Material for the task:
--------

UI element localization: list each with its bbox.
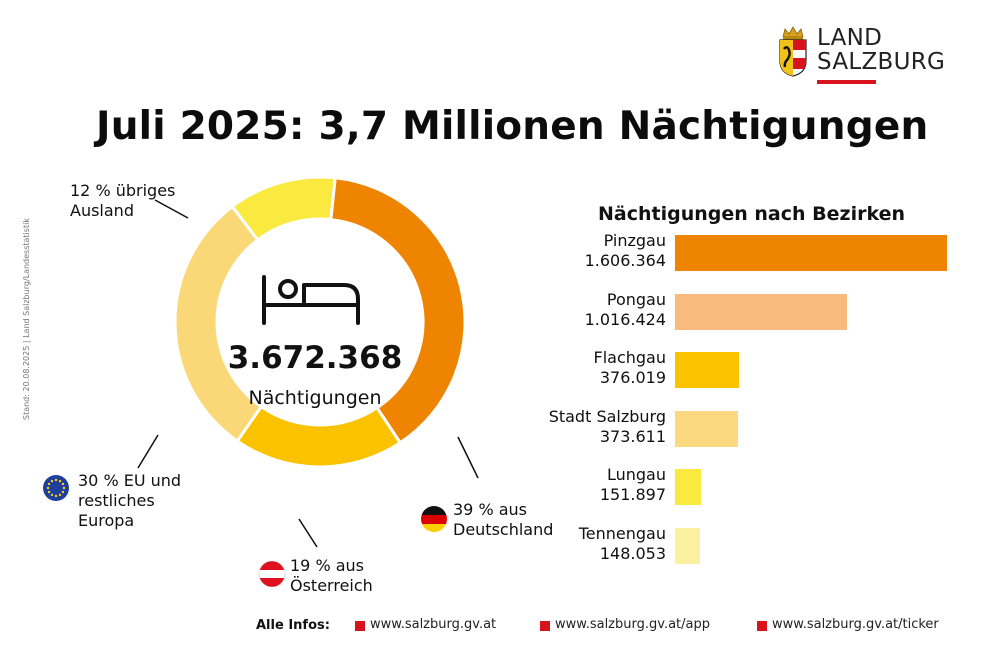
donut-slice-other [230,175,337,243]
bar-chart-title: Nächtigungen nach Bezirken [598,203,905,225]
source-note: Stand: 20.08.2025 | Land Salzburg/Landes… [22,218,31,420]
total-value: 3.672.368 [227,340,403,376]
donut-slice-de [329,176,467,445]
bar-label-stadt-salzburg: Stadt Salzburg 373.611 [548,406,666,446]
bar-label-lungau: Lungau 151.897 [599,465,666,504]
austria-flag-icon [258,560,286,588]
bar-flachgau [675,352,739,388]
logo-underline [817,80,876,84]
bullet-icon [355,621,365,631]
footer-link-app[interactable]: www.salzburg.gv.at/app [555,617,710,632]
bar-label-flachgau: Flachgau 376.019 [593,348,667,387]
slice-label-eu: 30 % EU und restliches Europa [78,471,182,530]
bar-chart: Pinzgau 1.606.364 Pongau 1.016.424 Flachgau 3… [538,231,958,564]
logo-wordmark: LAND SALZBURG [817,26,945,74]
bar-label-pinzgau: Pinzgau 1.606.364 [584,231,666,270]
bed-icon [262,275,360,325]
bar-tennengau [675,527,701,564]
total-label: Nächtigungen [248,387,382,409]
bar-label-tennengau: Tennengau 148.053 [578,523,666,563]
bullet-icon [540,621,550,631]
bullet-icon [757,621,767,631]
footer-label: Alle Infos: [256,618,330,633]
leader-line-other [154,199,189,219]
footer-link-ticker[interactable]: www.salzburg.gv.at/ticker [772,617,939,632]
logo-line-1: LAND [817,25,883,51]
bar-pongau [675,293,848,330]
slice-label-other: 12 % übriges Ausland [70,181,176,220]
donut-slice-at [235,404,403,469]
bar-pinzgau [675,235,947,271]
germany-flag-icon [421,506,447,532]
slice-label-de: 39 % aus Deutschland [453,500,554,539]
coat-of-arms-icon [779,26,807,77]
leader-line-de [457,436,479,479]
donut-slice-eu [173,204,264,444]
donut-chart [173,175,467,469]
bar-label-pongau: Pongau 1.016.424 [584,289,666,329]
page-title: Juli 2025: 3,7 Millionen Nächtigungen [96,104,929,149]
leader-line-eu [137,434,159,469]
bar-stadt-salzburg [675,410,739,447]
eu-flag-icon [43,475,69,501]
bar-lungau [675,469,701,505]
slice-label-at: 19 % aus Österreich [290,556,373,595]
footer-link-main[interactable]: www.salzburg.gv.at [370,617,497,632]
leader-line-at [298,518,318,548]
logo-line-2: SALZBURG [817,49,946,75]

--------

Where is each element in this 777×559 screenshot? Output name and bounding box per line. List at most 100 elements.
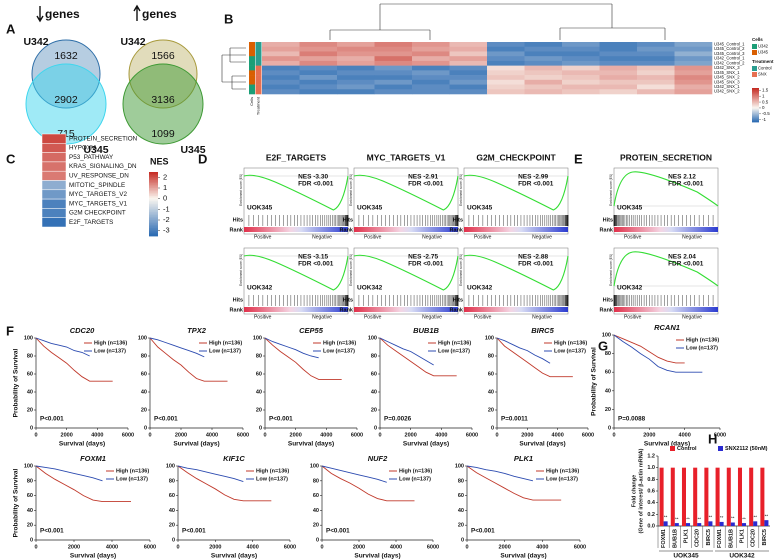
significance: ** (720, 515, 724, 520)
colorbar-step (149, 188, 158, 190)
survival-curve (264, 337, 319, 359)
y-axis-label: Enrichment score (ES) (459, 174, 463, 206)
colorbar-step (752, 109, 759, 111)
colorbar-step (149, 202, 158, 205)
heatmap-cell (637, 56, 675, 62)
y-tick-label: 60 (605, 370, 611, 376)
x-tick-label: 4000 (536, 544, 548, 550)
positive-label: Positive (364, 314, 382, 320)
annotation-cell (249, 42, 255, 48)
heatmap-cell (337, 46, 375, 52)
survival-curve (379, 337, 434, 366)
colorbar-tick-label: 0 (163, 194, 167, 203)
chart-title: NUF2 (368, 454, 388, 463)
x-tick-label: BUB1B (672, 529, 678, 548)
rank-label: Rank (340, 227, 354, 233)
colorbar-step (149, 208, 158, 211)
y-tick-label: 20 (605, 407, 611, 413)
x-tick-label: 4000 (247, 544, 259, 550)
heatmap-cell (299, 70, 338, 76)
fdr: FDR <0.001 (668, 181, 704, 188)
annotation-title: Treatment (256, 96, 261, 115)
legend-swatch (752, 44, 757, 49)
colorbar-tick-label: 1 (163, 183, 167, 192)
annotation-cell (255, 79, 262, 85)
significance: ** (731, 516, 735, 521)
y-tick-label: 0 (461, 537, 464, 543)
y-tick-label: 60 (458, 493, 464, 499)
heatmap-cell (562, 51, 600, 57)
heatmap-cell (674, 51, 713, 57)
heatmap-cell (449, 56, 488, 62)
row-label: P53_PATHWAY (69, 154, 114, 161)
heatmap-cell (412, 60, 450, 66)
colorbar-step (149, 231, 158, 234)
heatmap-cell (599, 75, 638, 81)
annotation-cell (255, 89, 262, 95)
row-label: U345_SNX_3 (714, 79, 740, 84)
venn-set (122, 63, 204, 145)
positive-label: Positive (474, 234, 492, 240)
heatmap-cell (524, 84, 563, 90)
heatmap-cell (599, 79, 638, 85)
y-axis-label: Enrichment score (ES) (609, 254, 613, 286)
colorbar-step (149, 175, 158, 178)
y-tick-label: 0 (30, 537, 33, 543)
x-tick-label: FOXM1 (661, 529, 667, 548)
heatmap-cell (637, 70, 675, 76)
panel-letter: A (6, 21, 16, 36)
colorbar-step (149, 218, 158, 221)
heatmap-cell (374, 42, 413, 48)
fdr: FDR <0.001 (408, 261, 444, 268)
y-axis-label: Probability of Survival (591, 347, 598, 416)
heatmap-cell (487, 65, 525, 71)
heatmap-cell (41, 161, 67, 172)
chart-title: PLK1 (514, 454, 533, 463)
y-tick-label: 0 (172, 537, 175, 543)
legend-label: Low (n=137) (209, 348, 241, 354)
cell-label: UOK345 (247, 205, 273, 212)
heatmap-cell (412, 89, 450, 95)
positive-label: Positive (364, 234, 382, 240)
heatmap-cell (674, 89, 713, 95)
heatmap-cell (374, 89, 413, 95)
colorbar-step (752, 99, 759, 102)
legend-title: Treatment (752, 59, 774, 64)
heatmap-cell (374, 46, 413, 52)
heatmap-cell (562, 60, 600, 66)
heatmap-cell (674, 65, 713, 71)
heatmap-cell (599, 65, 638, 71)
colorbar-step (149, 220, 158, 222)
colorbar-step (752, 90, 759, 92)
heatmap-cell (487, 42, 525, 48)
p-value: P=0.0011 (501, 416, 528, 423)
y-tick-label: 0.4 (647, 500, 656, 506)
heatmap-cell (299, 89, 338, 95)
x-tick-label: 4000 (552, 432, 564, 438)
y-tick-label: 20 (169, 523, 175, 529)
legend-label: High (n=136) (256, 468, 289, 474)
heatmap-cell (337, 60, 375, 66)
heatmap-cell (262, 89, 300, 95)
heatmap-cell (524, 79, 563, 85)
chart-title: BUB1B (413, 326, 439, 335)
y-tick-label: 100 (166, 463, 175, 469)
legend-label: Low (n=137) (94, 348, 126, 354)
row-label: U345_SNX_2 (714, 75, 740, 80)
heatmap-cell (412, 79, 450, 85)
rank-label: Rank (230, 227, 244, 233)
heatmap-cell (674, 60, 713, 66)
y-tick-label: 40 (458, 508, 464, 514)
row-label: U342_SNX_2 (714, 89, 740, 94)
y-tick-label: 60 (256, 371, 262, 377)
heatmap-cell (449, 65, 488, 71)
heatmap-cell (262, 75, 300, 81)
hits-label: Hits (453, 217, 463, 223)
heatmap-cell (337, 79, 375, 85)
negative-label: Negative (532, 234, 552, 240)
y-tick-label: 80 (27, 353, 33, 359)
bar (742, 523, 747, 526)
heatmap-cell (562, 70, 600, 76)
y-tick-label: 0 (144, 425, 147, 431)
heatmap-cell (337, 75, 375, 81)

--------

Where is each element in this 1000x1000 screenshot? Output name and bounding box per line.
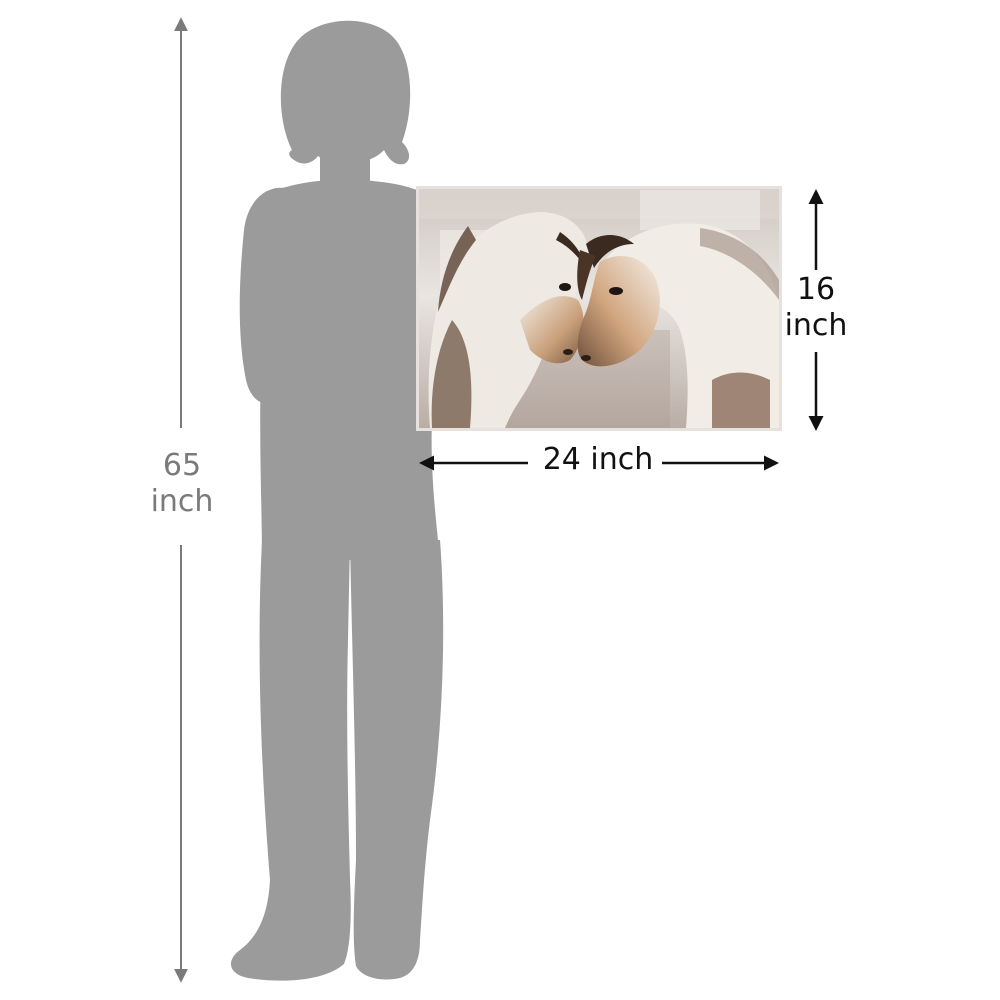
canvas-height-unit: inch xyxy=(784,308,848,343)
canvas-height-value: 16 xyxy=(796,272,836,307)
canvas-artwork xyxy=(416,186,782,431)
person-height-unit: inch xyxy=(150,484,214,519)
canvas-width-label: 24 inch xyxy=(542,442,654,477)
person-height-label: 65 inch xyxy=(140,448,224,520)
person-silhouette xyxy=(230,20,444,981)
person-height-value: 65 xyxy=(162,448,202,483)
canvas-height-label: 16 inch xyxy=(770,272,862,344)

--------

Problem: Give the records from the line that contains "Where is each element in this 777×559" through the line that contains "row-label: U345_SNX_3 (714, 79, 740, 84)", both included, as a Markdown table with the columns "Row" and "Line". Number each line in the "Row" column, and leave out any blank lines and any pictures.

Solved problem:
| Row | Line |
|---|---|
| 1 | Where is each element in this 777×559 screenshot? Output name and bounding box per line. List at most 100 elements. |
| 2 | significance: ** (720, 515, 724, 520) |
| 3 | colorbar-step (149, 188, 158, 190) |
| 4 | survival-curve (264, 337, 319, 359) |
| 5 | y-axis-label: Enrichment score (ES) (459, 174, 463, 206) |
| 6 | colorbar-step (752, 109, 759, 111) |
| 7 | colorbar-step (149, 202, 158, 205) |
| 8 | heatmap-cell (637, 56, 675, 62) |
| 9 | y-tick-label: 60 (605, 370, 611, 376) |
| 10 | x-tick-label: 4000 (536, 544, 548, 550) |
| 11 | positive-label: Positive (364, 314, 382, 320) |
| 12 | annotation-cell (249, 42, 255, 48) |
| 13 | heatmap-cell (337, 46, 375, 52) |
| 14 | survival-curve (379, 337, 434, 366) |
| 15 | colorbar-tick-label: 0 (163, 194, 167, 203) |
| 16 | chart-title: NUF2 (368, 454, 388, 463) |
| 17 | x-tick-label: BUB1B (672, 529, 678, 548) |
| 18 | rank-label: Rank (340, 227, 354, 233) |
| 19 | colorbar-step (149, 208, 158, 211) |
| 20 | y-tick-label: 20 (605, 407, 611, 413) |
| 21 | x-tick-label: 4000 (247, 544, 259, 550) |
| 22 | heatmap-cell (299, 70, 338, 76) |
| 23 | fdr: FDR <0.001 (668, 181, 704, 188) |
| 24 | annotation-title: Treatment (256, 96, 261, 115) |
| 25 | legend-swatch (752, 44, 757, 49) |
| 26 | colorbar-tick-label: 1 (163, 183, 167, 192) |
| 27 | annotation-cell (255, 79, 262, 85) |
| 28 | significance: ** (731, 516, 735, 521) |
| 29 | y-tick-label: 0 (461, 537, 464, 543) |
| 30 | y-tick-label: 60 (458, 493, 464, 499) |
| 31 | heatmap-cell (562, 51, 600, 57) |
| 32 | heatmap-cell (674, 51, 713, 57) |
| 33 | heatmap-cell (449, 56, 488, 62) |
| 34 | row-label: P53_PATHWAY (69, 154, 114, 161) |
| 35 | heatmap-cell (412, 60, 450, 66) |
| 36 | colorbar-step (149, 231, 158, 234) |
| 37 | heatmap-cell (599, 75, 638, 81) |
| 38 | annotation-cell (255, 89, 262, 95) |
| 39 | row-label: U345_SNX_3 (714, 79, 740, 84) |